▶ [Task brief]: From the listing, collect all lines containing the word "will".

[Begin]

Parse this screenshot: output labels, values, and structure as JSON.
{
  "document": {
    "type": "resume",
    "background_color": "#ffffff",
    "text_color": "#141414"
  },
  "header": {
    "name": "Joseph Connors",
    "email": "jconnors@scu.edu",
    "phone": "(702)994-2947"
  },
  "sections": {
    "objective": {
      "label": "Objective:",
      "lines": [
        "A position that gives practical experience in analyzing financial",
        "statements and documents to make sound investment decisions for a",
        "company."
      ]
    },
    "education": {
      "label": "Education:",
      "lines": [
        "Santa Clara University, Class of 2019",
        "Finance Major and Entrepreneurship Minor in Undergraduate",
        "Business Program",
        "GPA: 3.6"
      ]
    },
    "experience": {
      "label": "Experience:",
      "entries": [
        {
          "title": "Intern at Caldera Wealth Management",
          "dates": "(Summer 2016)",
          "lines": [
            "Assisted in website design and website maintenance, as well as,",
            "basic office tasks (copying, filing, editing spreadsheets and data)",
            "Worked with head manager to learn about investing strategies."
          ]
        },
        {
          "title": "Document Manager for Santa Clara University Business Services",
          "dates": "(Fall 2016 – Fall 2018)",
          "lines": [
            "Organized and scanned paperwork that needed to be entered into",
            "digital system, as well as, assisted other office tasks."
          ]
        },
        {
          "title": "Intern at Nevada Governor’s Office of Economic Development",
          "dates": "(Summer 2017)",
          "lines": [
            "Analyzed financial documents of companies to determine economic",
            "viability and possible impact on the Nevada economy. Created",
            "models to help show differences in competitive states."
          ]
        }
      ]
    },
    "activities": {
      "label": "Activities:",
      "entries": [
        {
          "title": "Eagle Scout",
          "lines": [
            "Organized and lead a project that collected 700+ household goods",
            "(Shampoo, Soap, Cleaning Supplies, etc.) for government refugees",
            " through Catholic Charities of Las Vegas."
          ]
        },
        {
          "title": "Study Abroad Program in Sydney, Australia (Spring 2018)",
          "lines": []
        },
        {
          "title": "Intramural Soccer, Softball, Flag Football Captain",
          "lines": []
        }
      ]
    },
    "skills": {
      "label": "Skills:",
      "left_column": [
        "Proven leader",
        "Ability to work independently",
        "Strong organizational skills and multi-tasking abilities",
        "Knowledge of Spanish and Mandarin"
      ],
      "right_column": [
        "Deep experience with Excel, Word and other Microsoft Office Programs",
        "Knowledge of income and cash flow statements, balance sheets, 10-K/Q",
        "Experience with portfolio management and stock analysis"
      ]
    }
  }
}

[End]
[Begin]

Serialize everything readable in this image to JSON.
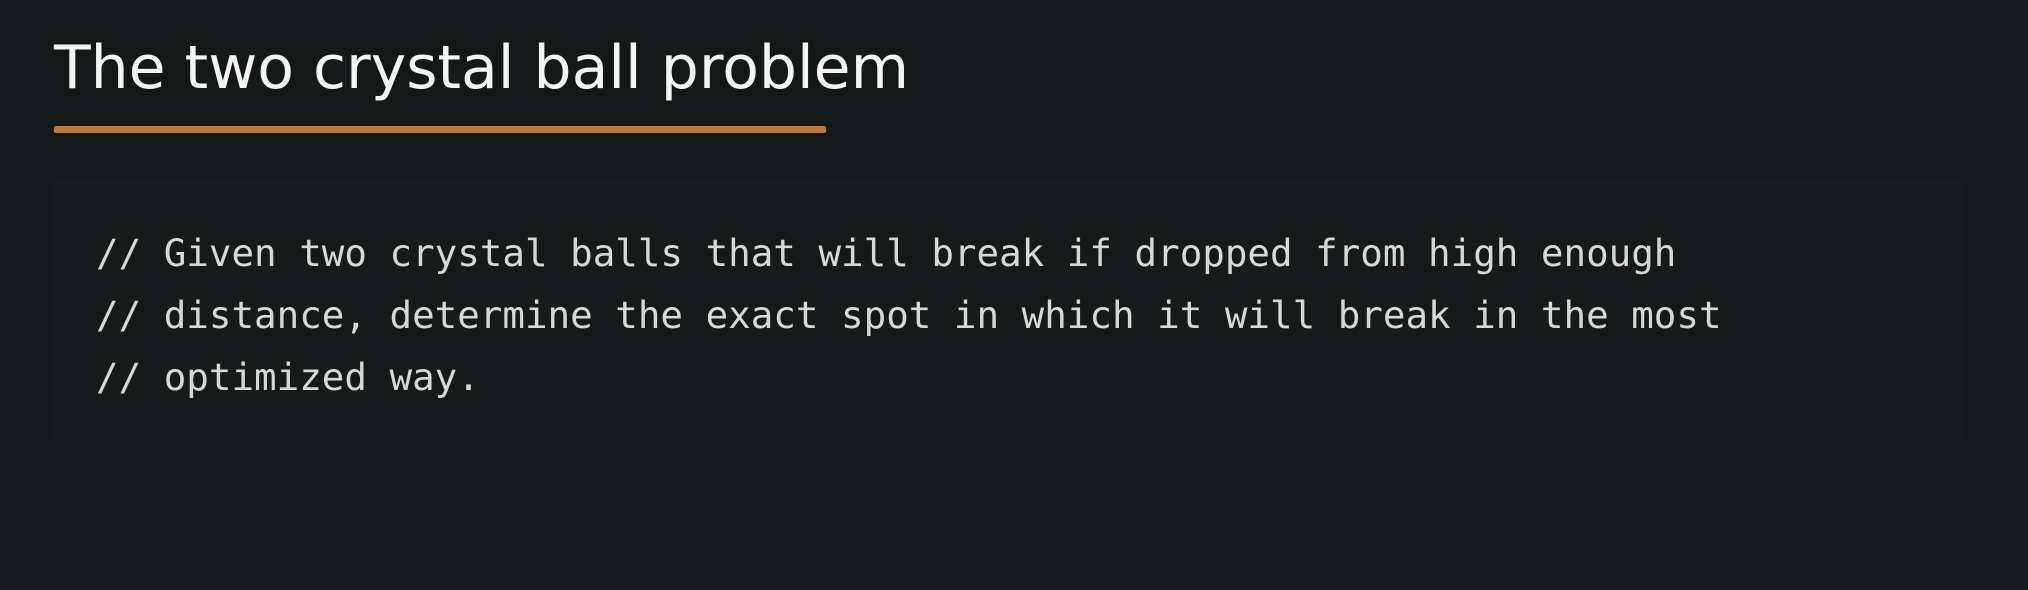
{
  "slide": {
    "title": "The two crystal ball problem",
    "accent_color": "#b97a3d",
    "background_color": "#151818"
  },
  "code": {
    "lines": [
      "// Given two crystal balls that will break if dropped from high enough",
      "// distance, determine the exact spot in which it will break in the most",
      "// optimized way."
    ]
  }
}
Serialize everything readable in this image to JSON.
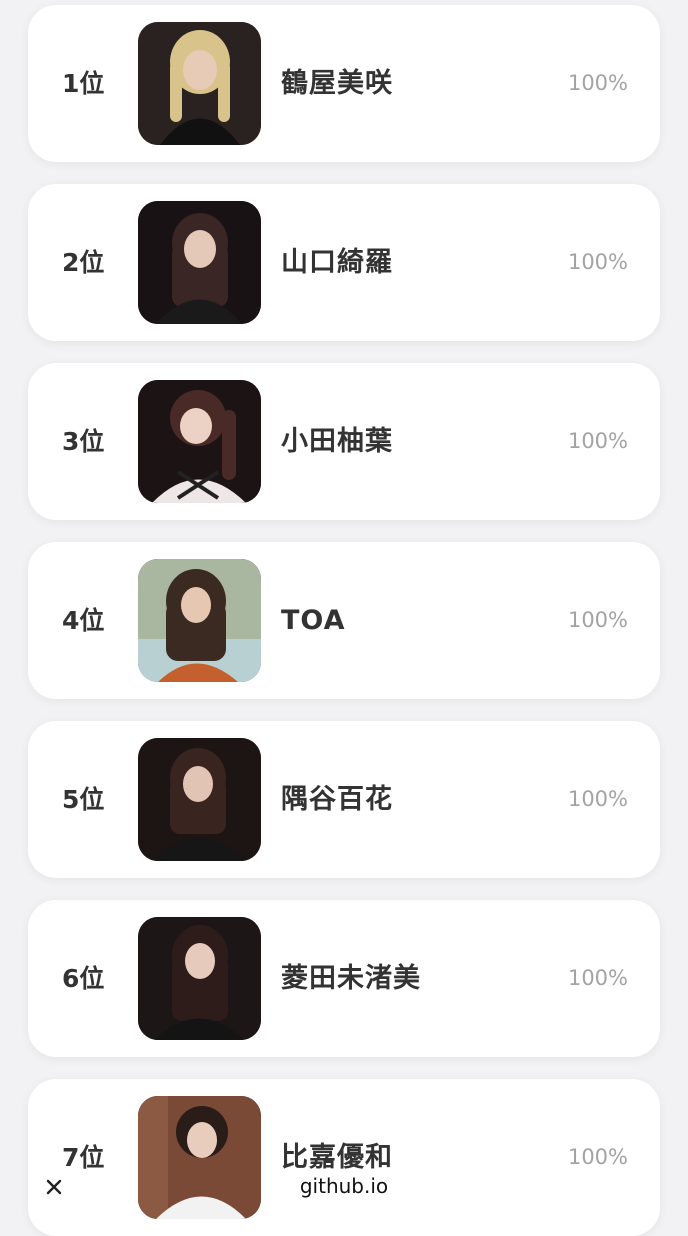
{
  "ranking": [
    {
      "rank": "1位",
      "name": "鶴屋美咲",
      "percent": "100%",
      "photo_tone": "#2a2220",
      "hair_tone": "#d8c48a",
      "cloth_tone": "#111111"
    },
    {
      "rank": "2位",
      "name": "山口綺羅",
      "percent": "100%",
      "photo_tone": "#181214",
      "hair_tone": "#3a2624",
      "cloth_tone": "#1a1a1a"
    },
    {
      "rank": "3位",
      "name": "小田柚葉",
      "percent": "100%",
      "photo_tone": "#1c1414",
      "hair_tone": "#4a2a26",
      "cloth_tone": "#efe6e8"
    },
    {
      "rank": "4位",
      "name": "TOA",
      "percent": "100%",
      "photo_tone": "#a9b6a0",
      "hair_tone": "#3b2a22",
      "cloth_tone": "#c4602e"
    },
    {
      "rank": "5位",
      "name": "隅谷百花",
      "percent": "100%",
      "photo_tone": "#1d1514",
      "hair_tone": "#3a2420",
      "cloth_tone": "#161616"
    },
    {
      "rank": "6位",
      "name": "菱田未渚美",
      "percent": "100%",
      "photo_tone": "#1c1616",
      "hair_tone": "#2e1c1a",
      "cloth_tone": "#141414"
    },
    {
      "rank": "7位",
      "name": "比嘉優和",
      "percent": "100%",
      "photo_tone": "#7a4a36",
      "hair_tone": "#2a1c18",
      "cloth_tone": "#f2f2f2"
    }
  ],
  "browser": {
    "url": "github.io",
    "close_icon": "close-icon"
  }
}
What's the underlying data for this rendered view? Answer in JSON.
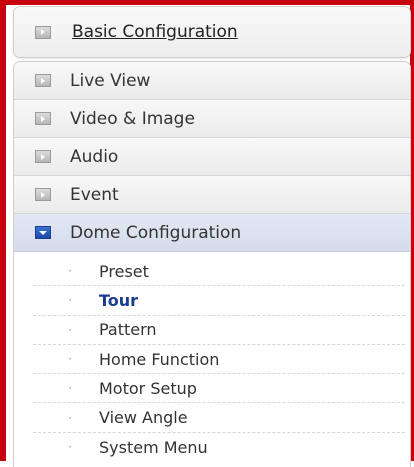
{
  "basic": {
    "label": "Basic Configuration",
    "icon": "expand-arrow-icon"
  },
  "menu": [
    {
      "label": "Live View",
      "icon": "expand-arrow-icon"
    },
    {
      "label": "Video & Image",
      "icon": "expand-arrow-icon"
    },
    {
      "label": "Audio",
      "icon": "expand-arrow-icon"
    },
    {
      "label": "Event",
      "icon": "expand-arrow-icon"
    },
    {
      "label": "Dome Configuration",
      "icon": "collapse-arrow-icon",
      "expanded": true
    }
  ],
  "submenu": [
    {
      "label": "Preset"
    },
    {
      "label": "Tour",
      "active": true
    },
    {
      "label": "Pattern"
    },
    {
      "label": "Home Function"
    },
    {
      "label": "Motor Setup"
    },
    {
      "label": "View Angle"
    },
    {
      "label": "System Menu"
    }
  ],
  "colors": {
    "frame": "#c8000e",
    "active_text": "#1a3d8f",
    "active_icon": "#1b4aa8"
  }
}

[End]

▶ [Solution for this exercise]:
      "// Given two crystal balls that will break if dropped from high enough",
      "// distance, determine the exact spot in which it will break in the most",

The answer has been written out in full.